:: Entries from a visual dataset ::
►
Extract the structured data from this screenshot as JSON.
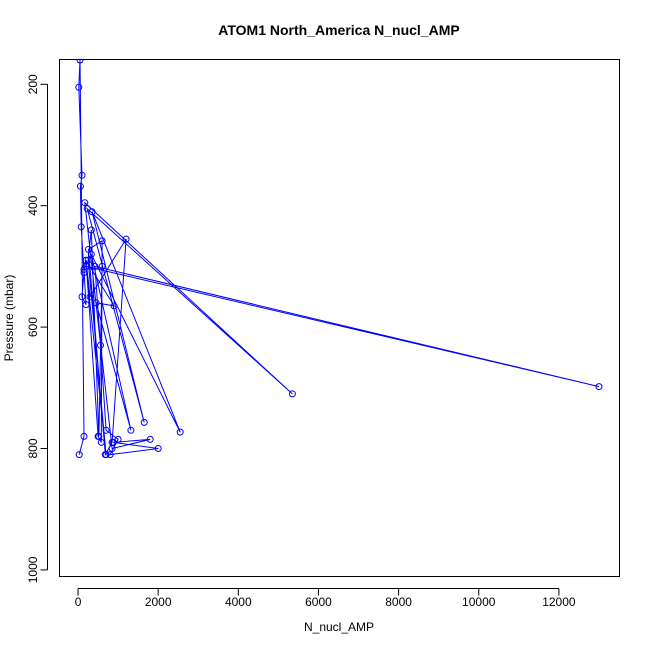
{
  "chart_data": {
    "type": "line",
    "title": "ATOM1 North_America N_nucl_AMP",
    "xlabel": "N_nucl_AMP",
    "ylabel": "Pressure (mbar)",
    "xlim": [
      -450,
      13500
    ],
    "ylim": [
      1010,
      160
    ],
    "y_reversed": true,
    "grid": false,
    "legend": "none",
    "line_color": "#0000ff",
    "marker": "open-circle",
    "xticks": [
      0,
      2000,
      4000,
      6000,
      8000,
      10000,
      12000
    ],
    "xtick_labels": [
      "0",
      "2000",
      "4000",
      "6000",
      "8000",
      "10000",
      "12000"
    ],
    "yticks": [
      200,
      400,
      600,
      800,
      1000
    ],
    "ytick_labels": [
      "200",
      "400",
      "600",
      "800",
      "1000"
    ],
    "series": [
      {
        "points": [
          [
            30,
            810
          ],
          [
            150,
            780
          ],
          [
            50,
            160
          ],
          [
            20,
            205
          ],
          [
            100,
            350
          ],
          [
            60,
            368
          ],
          [
            80,
            435
          ],
          [
            150,
            510
          ],
          [
            100,
            550
          ],
          [
            200,
            563
          ],
          [
            150,
            505
          ],
          [
            200,
            490
          ],
          [
            500,
            780
          ],
          [
            580,
            790
          ],
          [
            600,
            458
          ],
          [
            260,
            472
          ],
          [
            680,
            810
          ],
          [
            850,
            790
          ],
          [
            1200,
            455
          ],
          [
            300,
            550
          ],
          [
            200,
            490
          ],
          [
            900,
            565
          ],
          [
            450,
            560
          ],
          [
            1320,
            770
          ],
          [
            330,
            480
          ],
          [
            2550,
            773
          ],
          [
            350,
            410
          ],
          [
            1650,
            757
          ],
          [
            230,
            405
          ],
          [
            5350,
            710
          ],
          [
            170,
            395
          ],
          [
            850,
            800
          ],
          [
            1800,
            785
          ],
          [
            880,
            790
          ],
          [
            2000,
            800
          ],
          [
            800,
            810
          ],
          [
            1000,
            785
          ],
          [
            700,
            770
          ],
          [
            560,
            630
          ],
          [
            420,
            500
          ],
          [
            13000,
            698
          ],
          [
            200,
            500
          ],
          [
            700,
            810
          ],
          [
            250,
            490
          ],
          [
            330,
            440
          ],
          [
            520,
            780
          ],
          [
            600,
            500
          ]
        ]
      }
    ]
  }
}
◄
:: TASK DIRECTIONS ::
Your copy should hold every record word for word and none of the pictures.

:: SOLUTION FOR THIS TASK ::
Extract the structured data from this screenshot as JSON.
{
  "chart_data": {
    "type": "line",
    "title": "ATOM1 North_America N_nucl_AMP",
    "xlabel": "N_nucl_AMP",
    "ylabel": "Pressure (mbar)",
    "xlim": [
      -450,
      13500
    ],
    "ylim": [
      1010,
      160
    ],
    "y_reversed": true,
    "grid": false,
    "legend": "none",
    "line_color": "#0000ff",
    "marker": "open-circle",
    "xticks": [
      0,
      2000,
      4000,
      6000,
      8000,
      10000,
      12000
    ],
    "xtick_labels": [
      "0",
      "2000",
      "4000",
      "6000",
      "8000",
      "10000",
      "12000"
    ],
    "yticks": [
      200,
      400,
      600,
      800,
      1000
    ],
    "ytick_labels": [
      "200",
      "400",
      "600",
      "800",
      "1000"
    ],
    "series": [
      {
        "points": [
          [
            30,
            810
          ],
          [
            150,
            780
          ],
          [
            50,
            160
          ],
          [
            20,
            205
          ],
          [
            100,
            350
          ],
          [
            60,
            368
          ],
          [
            80,
            435
          ],
          [
            150,
            510
          ],
          [
            100,
            550
          ],
          [
            200,
            563
          ],
          [
            150,
            505
          ],
          [
            200,
            490
          ],
          [
            500,
            780
          ],
          [
            580,
            790
          ],
          [
            600,
            458
          ],
          [
            260,
            472
          ],
          [
            680,
            810
          ],
          [
            850,
            790
          ],
          [
            1200,
            455
          ],
          [
            300,
            550
          ],
          [
            200,
            490
          ],
          [
            900,
            565
          ],
          [
            450,
            560
          ],
          [
            1320,
            770
          ],
          [
            330,
            480
          ],
          [
            2550,
            773
          ],
          [
            350,
            410
          ],
          [
            1650,
            757
          ],
          [
            230,
            405
          ],
          [
            5350,
            710
          ],
          [
            170,
            395
          ],
          [
            850,
            800
          ],
          [
            1800,
            785
          ],
          [
            880,
            790
          ],
          [
            2000,
            800
          ],
          [
            800,
            810
          ],
          [
            1000,
            785
          ],
          [
            700,
            770
          ],
          [
            560,
            630
          ],
          [
            420,
            500
          ],
          [
            13000,
            698
          ],
          [
            200,
            500
          ],
          [
            700,
            810
          ],
          [
            250,
            490
          ],
          [
            330,
            440
          ],
          [
            520,
            780
          ],
          [
            600,
            500
          ]
        ]
      }
    ]
  }
}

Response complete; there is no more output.